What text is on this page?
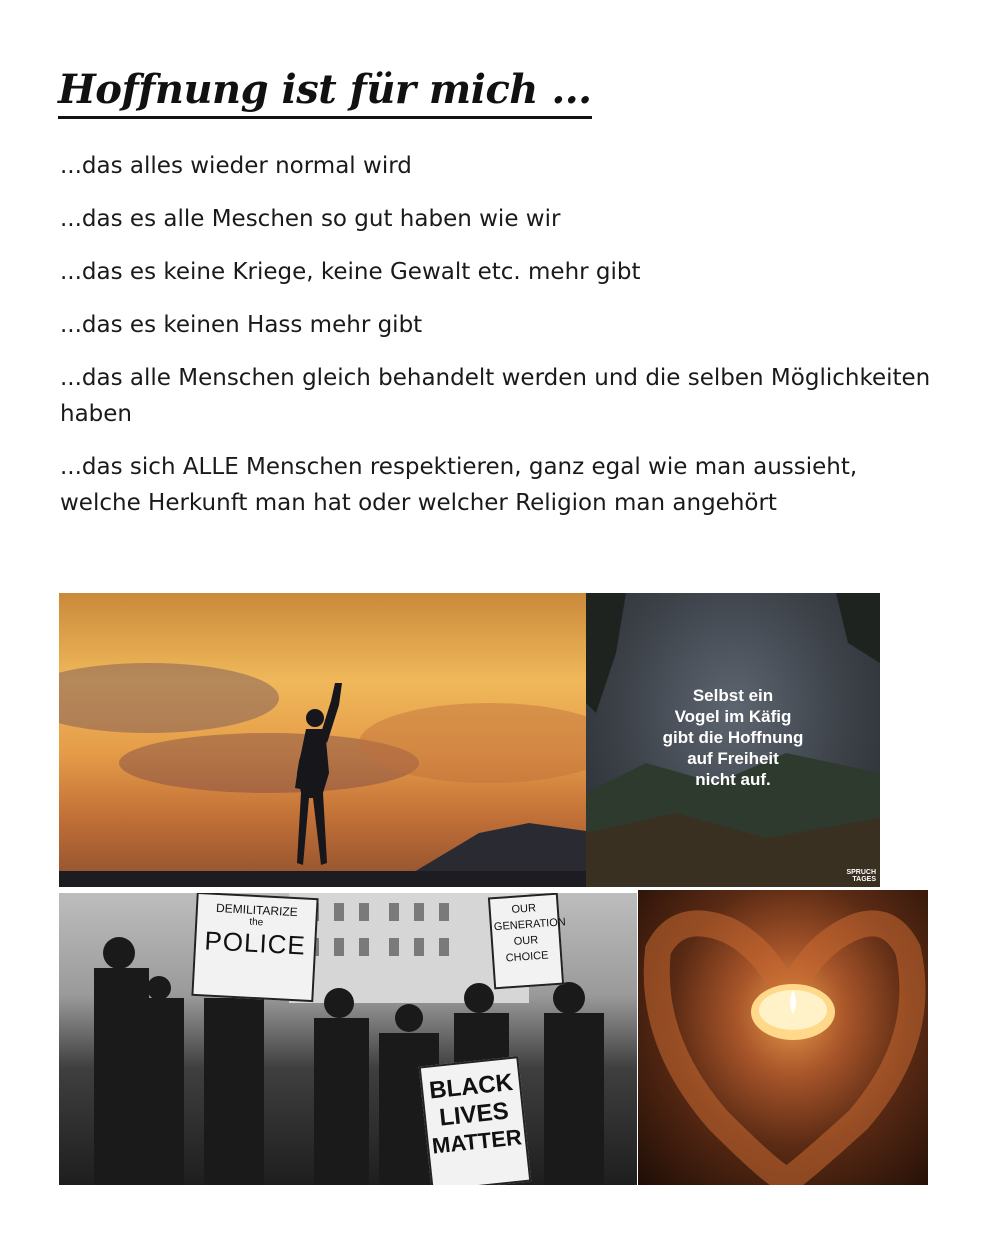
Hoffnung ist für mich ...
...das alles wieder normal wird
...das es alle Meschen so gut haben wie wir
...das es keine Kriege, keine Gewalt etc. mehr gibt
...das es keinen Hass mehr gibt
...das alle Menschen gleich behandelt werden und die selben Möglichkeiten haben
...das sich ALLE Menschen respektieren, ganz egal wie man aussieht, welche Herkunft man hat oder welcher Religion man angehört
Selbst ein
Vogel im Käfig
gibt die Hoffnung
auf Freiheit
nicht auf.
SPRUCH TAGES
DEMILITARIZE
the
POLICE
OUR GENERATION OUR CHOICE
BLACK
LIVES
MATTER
━━━━━━━━
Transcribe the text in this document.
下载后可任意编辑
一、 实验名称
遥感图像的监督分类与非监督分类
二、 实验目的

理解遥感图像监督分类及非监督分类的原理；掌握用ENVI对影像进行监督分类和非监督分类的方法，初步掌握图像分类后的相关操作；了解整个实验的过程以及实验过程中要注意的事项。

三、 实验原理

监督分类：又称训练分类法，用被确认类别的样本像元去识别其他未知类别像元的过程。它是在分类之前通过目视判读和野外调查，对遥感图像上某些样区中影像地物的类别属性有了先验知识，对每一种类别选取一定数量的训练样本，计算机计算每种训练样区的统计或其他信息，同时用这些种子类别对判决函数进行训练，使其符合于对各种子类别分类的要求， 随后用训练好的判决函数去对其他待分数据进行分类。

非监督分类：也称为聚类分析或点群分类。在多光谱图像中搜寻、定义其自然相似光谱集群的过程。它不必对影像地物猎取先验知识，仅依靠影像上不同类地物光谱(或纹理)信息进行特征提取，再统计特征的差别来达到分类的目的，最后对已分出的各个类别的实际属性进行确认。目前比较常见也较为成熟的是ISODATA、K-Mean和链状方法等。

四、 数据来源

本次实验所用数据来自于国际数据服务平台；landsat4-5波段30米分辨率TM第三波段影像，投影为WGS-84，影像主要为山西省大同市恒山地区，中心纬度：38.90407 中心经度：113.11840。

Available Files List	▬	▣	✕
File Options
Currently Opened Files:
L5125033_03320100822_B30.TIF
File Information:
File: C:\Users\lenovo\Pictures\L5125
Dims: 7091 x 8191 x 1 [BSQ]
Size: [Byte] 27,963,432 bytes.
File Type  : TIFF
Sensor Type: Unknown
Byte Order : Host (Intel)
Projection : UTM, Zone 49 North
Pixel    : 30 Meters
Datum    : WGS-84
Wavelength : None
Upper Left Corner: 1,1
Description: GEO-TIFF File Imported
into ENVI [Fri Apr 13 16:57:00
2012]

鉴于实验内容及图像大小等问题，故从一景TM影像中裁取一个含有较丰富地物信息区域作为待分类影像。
━━━━━━━━
→ **Task instructions**:
Extract, from the listing above, every line where the string "haben" occurs.

→ **Result**:
...das es alle Meschen so gut haben wie wir
...das alle Menschen gleich behandelt werden und die selben Möglichkeiten haben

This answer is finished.